__SOURCE EXTRACT__
______________________________
Civil society has called for the camps to remain open until government publishes a detailed reintegration plan, and is hoping an interim court order will delay closure, set for the beginning of October by Gauteng provincial government.

More than 50 people died and about 17,000 foreigners were displaced during the xenophobic violence that first erupted on 22 May in the Johannesburg township of Alexandra.

A court battle has unfolded since the Gauteng provincial government announced in late July that camps would close by 15 August, prompting a number of civil society groups to take legal action.

The order, expected to be handed down later this week following the court's decision on 16 September to postpone the case, should spell out not only when the camps will close, but also the conditions camp residents can expect in the meantime, said Jonathan Klaaren, professor of law at the University of the Witwatersrand, who has been working on the case.

Progress towards a reintegration plan continues to be frustrating. "There's been no opportunity for consultation," said Duncan Breen, advocacy officer for the Consortium for Refugees and Migrants in South Africa (CoRMSA).

"We've been trying to engage with them [government] in a number of meaningful ways since the court order but [they] just ... [don't] show up for meetings. We sent ten communications through to local government, offering assistance from civil society, but communications were consistently ignored."

In a statement released today, Breen said he hoped the trial's postponement until 20 November would offer government, civil society and aid organisations time to look at why shelter residents had not reintegrated into communities. However, the provincial authorities may take a different approach.

"We really have to close them now," said Gauteng provincial spokesperson Thabo Masembe, referring to the remaining three camps in Johannesburg and just east of the city. "Even if we wanted to keep shelters open for longer, we cannot do so. Whatever we do, we won't be able to sustain the shelters past [October] because the funding will dry out completely."
______________________________
__INFORMATION SHOWN__

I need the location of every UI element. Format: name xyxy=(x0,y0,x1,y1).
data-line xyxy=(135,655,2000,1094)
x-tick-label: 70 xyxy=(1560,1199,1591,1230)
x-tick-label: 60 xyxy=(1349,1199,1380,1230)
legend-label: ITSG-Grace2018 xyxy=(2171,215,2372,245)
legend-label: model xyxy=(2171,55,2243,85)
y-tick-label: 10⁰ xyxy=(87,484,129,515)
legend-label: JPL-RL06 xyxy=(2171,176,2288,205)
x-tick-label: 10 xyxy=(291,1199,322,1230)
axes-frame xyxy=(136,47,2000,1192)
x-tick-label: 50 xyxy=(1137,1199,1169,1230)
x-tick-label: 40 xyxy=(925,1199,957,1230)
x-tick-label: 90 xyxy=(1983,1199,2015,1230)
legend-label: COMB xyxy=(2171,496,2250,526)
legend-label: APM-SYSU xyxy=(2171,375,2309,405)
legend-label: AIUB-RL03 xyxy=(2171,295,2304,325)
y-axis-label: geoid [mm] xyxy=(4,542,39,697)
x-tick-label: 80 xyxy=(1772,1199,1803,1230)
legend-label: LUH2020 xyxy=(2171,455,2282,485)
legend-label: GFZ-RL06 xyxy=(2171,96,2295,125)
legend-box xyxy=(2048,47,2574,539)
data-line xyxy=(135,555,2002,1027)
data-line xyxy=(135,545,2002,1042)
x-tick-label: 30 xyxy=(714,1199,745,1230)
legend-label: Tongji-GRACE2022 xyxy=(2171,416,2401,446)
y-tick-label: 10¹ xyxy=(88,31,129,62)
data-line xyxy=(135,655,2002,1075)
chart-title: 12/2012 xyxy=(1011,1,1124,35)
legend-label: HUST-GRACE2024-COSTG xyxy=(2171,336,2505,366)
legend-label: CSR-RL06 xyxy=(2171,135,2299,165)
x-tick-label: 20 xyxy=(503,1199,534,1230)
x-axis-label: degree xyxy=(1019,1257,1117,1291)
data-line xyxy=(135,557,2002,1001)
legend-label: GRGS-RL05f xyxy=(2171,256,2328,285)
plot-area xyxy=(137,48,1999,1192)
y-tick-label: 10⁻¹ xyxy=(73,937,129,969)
______________________________
__WHAT YOU WILL DO__
A – Reproduce verbatim the passage of the article on the Gauteng displacement camps that begins at the words "A court battle" and stops after the words "take legal action.".
B – Write the next part of the article on the Gauteng displacement camps, picking up right after Masembe's remark about the funding drying out.

__EXPECTED ANSWERS__
A –
A court battle has unfolded since the Gauteng provincial government announced in late July that camps would close by 15 August, prompting a number of civil society groups to take legal action.

B –
The operational costs of the shelters have been funded through the provincial Disaster Management Act, which provides financial support in emergency situations for a period of time stipulated by the premier. Masembe said the Gauteng Premier, Mbhazima Shilowa, had already extended the period and the funding once, so closing the camps had now become a priority.

United Nations agencies and partners were already providing assistance to those legally in the country, who would then be asked to leave the camp, he said. The Department of Home Affairs was also removing people found to be without valid permits and who were not seeking asylum.

Breen called this kind of assistance, which is conditional upon the recipient's departure from the camps, coercive; this, and the deteriorating physical conditions in the camps, was one of CoRMSA's primary concerns.

"Financial assistance has been provided by civil society, but shelter residents have indicated that this by itself is in most instances not enough to secure accommodation," Breen said in a statement. 

"In addition, no assistance in terms of food has been given to those who are trying to leave the shelters. As a result, many of those who have already left ... are in a desperate situation, and struggle to feed their families."